Brano di partenza:
━━━

Il perdono deve essere il nostro “habitus” giornaliero, il vestito con cui dobbiamo camminare nel mondo; perché esso è la nostra unica possibilità di fecondità, di felicità.

«… perché anche noi li abbiamo cancellati, condonati, ai nostri debitori».
Noi possiamo condonare, perdonare tutto ai nostri fratelli, solo se noi stessi abbiamo fatto personalmente esperienza di condono. Altrimenti non sappiamo di che si tratta!
Chi non condona, chi non toglie ogni contrasto con i fratelli, non ha ancora conosciuto chi è Dio. Perché chi conosce Dio, chi vive il Vangelo, chi sa cosa Dio ha fatto nei suoi confronti, non può fare diversamente: può solo “condonare”.

«Non abbandonarci alla tentazione».

━━━

Compito assegnato A:
Rispondi a queste domande sul brano sul perdono:
(i) Che cosa deve essere il perdono per noi ogni giorno?
(ii) A quale condizione possiamo condonare tutto ai nostri fratelli?
(iii) Che cosa può solo fare chi conosce Dio?
Il brano non ha alcun rapporto con le righe di dati.

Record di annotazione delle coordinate

━━━

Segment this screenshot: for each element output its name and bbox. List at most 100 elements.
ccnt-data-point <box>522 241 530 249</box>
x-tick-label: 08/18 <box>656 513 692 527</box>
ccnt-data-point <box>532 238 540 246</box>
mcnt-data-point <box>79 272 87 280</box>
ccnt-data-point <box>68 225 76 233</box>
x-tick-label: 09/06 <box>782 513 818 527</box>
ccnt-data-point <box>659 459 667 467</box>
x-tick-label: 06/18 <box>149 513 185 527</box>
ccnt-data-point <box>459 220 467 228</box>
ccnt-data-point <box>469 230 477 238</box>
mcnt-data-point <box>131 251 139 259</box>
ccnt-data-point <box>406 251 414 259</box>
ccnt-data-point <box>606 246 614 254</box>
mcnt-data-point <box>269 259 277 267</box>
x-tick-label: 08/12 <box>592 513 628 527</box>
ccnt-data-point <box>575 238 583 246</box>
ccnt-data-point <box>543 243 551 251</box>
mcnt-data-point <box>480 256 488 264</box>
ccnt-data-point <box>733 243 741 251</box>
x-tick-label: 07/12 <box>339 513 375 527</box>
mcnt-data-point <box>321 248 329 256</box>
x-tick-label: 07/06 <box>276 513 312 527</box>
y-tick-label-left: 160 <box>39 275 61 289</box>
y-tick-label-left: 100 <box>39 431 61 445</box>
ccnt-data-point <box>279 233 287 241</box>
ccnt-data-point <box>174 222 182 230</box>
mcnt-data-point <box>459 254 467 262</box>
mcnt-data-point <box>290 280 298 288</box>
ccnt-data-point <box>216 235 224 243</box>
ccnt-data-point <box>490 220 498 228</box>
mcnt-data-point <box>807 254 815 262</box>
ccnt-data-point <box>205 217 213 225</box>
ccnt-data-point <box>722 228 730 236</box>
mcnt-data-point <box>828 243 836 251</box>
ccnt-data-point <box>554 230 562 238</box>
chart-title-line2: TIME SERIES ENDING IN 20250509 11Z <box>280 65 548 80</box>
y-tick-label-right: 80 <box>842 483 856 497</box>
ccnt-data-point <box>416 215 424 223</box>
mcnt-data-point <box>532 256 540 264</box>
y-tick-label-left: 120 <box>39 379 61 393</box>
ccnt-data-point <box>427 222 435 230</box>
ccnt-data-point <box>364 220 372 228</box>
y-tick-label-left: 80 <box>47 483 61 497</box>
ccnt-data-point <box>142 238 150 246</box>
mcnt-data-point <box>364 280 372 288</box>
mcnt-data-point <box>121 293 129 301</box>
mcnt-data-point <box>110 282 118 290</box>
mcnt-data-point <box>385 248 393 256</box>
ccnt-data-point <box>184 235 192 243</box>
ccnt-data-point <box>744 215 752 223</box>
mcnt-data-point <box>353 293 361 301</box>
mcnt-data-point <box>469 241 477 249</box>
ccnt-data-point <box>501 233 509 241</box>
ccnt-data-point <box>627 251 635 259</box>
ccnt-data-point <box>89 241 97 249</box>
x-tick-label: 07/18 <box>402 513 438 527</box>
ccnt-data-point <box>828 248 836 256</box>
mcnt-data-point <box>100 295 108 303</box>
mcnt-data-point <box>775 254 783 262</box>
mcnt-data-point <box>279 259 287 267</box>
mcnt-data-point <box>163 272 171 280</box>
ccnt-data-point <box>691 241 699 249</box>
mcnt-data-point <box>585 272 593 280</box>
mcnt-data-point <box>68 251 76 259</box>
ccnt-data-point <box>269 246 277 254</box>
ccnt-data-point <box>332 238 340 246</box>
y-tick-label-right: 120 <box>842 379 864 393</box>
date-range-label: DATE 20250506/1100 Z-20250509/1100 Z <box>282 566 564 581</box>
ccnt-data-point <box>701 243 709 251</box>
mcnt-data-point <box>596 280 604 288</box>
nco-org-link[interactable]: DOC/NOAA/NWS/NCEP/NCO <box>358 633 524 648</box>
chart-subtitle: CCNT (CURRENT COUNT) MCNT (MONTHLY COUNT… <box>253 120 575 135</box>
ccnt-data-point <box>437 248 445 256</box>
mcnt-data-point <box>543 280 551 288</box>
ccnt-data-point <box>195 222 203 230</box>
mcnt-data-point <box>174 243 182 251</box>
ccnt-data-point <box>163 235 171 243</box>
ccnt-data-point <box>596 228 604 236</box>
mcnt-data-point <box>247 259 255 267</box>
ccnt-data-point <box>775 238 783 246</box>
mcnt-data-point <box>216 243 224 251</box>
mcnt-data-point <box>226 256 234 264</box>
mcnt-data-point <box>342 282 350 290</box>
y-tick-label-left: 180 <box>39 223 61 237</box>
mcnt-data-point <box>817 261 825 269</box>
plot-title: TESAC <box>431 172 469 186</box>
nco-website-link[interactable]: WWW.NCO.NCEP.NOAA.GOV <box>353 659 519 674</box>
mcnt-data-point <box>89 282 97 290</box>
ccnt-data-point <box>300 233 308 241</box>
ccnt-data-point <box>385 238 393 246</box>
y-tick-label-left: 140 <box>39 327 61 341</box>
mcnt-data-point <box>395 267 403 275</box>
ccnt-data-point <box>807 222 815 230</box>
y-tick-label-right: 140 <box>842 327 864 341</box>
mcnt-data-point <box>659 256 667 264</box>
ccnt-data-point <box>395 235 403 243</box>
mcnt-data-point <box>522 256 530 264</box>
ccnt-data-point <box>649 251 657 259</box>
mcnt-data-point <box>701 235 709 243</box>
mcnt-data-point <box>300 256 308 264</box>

━━━

Compito assegnato B: Riscrivi come elenco numerato le righe dei dati di annotazione, dalla prima fino alla riga che contiene "ccnt-data-point <box>575 238 583 246</box>", inclusa. Tralascia le righe vuote.

Risposta scritta A:
(i) Il nostro "habitus" giornaliero, il vestito con cui dobbiamo camminare nel mondo.
(ii) Solo se noi stessi abbiamo fatto personalmente esperienza di condono.
(iii) Può solo "condonare".

Risposta scritta B:
1. Segment this screenshot: for each element output its name and bbox. List at most 100 elements.
2. ccnt-data-point <box>522 241 530 249</box>
3. x-tick-label: 08/18 <box>656 513 692 527</box>
4. ccnt-data-point <box>532 238 540 246</box>
5. mcnt-data-point <box>79 272 87 280</box>
6. ccnt-data-point <box>68 225 76 233</box>
7. x-tick-label: 09/06 <box>782 513 818 527</box>
8. ccnt-data-point <box>659 459 667 467</box>
9. x-tick-label: 06/18 <box>149 513 185 527</box>
10. ccnt-data-point <box>459 220 467 228</box>
11. ccnt-data-point <box>469 230 477 238</box>
12. mcnt-data-point <box>131 251 139 259</box>
13. ccnt-data-point <box>406 251 414 259</box>
14. ccnt-data-point <box>606 246 614 254</box>
15. mcnt-data-point <box>269 259 277 267</box>
16. x-tick-label: 08/12 <box>592 513 628 527</box>
17. ccnt-data-point <box>575 238 583 246</box>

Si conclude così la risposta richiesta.